§ Your goal: Write the listing out again, all of it, word for word.

§ Supplied material:
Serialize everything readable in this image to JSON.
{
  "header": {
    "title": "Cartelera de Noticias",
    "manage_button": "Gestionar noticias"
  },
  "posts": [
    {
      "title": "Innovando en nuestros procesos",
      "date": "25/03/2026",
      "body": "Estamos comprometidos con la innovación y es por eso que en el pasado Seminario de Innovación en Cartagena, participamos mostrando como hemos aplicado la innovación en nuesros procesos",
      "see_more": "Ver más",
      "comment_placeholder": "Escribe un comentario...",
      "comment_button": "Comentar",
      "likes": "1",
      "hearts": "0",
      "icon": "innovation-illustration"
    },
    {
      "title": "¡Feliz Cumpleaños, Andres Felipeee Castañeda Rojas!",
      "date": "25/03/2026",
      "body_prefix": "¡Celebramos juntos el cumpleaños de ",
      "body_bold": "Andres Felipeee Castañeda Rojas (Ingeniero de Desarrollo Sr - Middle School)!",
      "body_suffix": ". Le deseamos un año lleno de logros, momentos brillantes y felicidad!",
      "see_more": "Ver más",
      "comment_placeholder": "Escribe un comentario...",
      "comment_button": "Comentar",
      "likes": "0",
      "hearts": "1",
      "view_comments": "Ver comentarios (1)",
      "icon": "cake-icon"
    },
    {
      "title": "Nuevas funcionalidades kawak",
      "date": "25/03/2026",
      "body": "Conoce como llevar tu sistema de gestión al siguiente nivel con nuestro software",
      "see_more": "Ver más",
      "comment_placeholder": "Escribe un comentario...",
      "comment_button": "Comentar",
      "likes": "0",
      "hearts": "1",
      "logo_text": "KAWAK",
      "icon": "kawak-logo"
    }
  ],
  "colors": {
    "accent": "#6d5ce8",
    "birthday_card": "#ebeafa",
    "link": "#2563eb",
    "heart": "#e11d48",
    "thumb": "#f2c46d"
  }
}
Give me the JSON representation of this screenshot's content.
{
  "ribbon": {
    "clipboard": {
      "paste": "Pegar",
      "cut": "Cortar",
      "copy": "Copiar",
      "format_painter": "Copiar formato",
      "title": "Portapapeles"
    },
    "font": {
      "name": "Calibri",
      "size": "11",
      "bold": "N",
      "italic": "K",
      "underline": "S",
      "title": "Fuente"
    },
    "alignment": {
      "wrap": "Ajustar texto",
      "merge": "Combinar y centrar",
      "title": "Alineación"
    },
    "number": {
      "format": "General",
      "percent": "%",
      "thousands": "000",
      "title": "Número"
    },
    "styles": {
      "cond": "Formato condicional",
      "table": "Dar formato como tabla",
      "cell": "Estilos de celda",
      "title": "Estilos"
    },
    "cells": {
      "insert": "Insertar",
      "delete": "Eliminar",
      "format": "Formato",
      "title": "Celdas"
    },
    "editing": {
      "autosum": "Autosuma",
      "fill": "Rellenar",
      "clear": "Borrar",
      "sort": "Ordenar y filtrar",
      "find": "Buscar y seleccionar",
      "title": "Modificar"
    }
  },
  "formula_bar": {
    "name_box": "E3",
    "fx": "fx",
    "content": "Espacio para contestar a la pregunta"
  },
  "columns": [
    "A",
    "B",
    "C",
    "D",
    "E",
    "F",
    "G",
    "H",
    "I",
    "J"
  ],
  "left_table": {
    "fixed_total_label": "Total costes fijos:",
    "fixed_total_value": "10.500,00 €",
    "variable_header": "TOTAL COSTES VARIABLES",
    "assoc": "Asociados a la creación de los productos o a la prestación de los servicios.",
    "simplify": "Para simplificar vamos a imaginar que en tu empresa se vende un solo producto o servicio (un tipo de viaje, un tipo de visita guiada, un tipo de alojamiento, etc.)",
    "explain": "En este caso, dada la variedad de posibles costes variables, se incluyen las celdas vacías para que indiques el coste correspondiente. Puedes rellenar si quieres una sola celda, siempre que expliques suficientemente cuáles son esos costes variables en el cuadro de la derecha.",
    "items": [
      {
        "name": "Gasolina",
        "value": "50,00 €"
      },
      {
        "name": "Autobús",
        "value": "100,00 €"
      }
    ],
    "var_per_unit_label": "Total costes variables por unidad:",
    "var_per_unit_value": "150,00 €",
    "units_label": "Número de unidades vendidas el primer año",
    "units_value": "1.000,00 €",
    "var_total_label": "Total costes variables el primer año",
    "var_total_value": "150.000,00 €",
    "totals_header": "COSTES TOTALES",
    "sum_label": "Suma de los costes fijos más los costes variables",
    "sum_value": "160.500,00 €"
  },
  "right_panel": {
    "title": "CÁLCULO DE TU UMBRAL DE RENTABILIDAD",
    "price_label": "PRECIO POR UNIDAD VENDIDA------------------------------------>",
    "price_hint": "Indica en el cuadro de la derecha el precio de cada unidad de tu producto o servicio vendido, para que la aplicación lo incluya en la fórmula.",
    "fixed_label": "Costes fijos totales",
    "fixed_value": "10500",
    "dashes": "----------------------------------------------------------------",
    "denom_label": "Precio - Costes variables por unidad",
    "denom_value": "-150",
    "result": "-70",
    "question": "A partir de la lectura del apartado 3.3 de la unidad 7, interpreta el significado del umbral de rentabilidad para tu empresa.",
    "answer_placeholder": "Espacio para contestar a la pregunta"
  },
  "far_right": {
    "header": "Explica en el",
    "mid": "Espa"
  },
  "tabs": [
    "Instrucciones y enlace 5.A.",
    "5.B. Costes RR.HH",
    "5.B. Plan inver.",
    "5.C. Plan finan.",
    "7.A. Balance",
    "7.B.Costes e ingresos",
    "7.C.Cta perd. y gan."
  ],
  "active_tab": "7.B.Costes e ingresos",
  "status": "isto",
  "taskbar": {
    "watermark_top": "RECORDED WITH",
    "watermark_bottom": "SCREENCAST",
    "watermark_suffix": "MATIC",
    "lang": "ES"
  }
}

§ Solved exercise:
Serialize everything readable in this image to JSON.
{
  "header": {
    "title": "Cartelera de Noticias",
    "manage_button": "Gestionar noticias"
  },
  "posts": [
    {
      "title": "Innovando en nuestros procesos",
      "date": "25/03/2026",
      "body": "Estamos comprometidos con la innovación y es por eso que en el pasado Seminario de Innovación en Cartagena, participamos mostrando como hemos aplicado la innovación en nuesros procesos",
      "see_more": "Ver más",
      "comment_placeholder": "Escribe un comentario...",
      "comment_button": "Comentar",
      "likes": "1",
      "hearts": "0",
      "icon": "innovation-illustration"
    },
    {
      "title": "¡Feliz Cumpleaños, Andres Felipeee Castañeda Rojas!",
      "date": "25/03/2026",
      "body_prefix": "¡Celebramos juntos el cumpleaños de ",
      "body_bold": "Andres Felipeee Castañeda Rojas (Ingeniero de Desarrollo Sr - Middle School)!",
      "body_suffix": ". Le deseamos un año lleno de logros, momentos brillantes y felicidad!",
      "see_more": "Ver más",
      "comment_placeholder": "Escribe un comentario...",
      "comment_button": "Comentar",
      "likes": "0",
      "hearts": "1",
      "view_comments": "Ver comentarios (1)",
      "icon": "cake-icon"
    },
    {
      "title": "Nuevas funcionalidades kawak",
      "date": "25/03/2026",
      "body": "Conoce como llevar tu sistema de gestión al siguiente nivel con nuestro software",
      "see_more": "Ver más",
      "comment_placeholder": "Escribe un comentario...",
      "comment_button": "Comentar",
      "likes": "0",
      "hearts": "1",
      "logo_text": "KAWAK",
      "icon": "kawak-logo"
    }
  ],
  "colors": {
    "accent": "#6d5ce8",
    "birthday_card": "#ebeafa",
    "link": "#2563eb",
    "heart": "#e11d48",
    "thumb": "#f2c46d"
  }
}
Give me the JSON representation of this screenshot's content.
{
  "ribbon": {
    "clipboard": {
      "paste": "Pegar",
      "cut": "Cortar",
      "copy": "Copiar",
      "format_painter": "Copiar formato",
      "title": "Portapapeles"
    },
    "font": {
      "name": "Calibri",
      "size": "11",
      "bold": "N",
      "italic": "K",
      "underline": "S",
      "title": "Fuente"
    },
    "alignment": {
      "wrap": "Ajustar texto",
      "merge": "Combinar y centrar",
      "title": "Alineación"
    },
    "number": {
      "format": "General",
      "percent": "%",
      "thousands": "000",
      "title": "Número"
    },
    "styles": {
      "cond": "Formato condicional",
      "table": "Dar formato como tabla",
      "cell": "Estilos de celda",
      "title": "Estilos"
    },
    "cells": {
      "insert": "Insertar",
      "delete": "Eliminar",
      "format": "Formato",
      "title": "Celdas"
    },
    "editing": {
      "autosum": "Autosuma",
      "fill": "Rellenar",
      "clear": "Borrar",
      "sort": "Ordenar y filtrar",
      "find": "Buscar y seleccionar",
      "title": "Modificar"
    }
  },
  "formula_bar": {
    "name_box": "E3",
    "fx": "fx",
    "content": "Espacio para contestar a la pregunta"
  },
  "columns": [
    "A",
    "B",
    "C",
    "D",
    "E",
    "F",
    "G",
    "H",
    "I",
    "J"
  ],
  "left_table": {
    "fixed_total_label": "Total costes fijos:",
    "fixed_total_value": "10.500,00 €",
    "variable_header": "TOTAL COSTES VARIABLES",
    "assoc": "Asociados a la creación de los productos o a la prestación de los servicios.",
    "simplify": "Para simplificar vamos a imaginar que en tu empresa se vende un solo producto o servicio (un tipo de viaje, un tipo de visita guiada, un tipo de alojamiento, etc.)",
    "explain": "En este caso, dada la variedad de posibles costes variables, se incluyen las celdas vacías para que indiques el coste correspondiente. Puedes rellenar si quieres una sola celda, siempre que expliques suficientemente cuáles son esos costes variables en el cuadro de la derecha.",
    "items": [
      {
        "name": "Gasolina",
        "value": "50,00 €"
      },
      {
        "name": "Autobús",
        "value": "100,00 €"
      }
    ],
    "var_per_unit_label": "Total costes variables por unidad:",
    "var_per_unit_value": "150,00 €",
    "units_label": "Número de unidades vendidas el primer año",
    "units_value": "1.000,00 €",
    "var_total_label": "Total costes variables el primer año",
    "var_total_value": "150.000,00 €",
    "totals_header": "COSTES TOTALES",
    "sum_label": "Suma de los costes fijos más los costes variables",
    "sum_value": "160.500,00 €"
  },
  "right_panel": {
    "title": "CÁLCULO DE TU UMBRAL DE RENTABILIDAD",
    "price_label": "PRECIO POR UNIDAD VENDIDA------------------------------------>",
    "price_hint": "Indica en el cuadro de la derecha el precio de cada unidad de tu producto o servicio vendido, para que la aplicación lo incluya en la fórmula.",
    "fixed_label": "Costes fijos totales",
    "fixed_value": "10500",
    "dashes": "----------------------------------------------------------------",
    "denom_label": "Precio - Costes variables por unidad",
    "denom_value": "-150",
    "result": "-70",
    "question": "A partir de la lectura del apartado 3.3 de la unidad 7, interpreta el significado del umbral de rentabilidad para tu empresa.",
    "answer_placeholder": "Espacio para contestar a la pregunta"
  },
  "far_right": {
    "header": "Explica en el",
    "mid": "Espa"
  },
  "tabs": [
    "Instrucciones y enlace 5.A.",
    "5.B. Costes RR.HH",
    "5.B. Plan inver.",
    "5.C. Plan finan.",
    "7.A. Balance",
    "7.B.Costes e ingresos",
    "7.C.Cta perd. y gan."
  ],
  "active_tab": "7.B.Costes e ingresos",
  "status": "isto",
  "taskbar": {
    "watermark_top": "RECORDED WITH",
    "watermark_bottom": "SCREENCAST",
    "watermark_suffix": "MATIC",
    "lang": "ES"
  }
}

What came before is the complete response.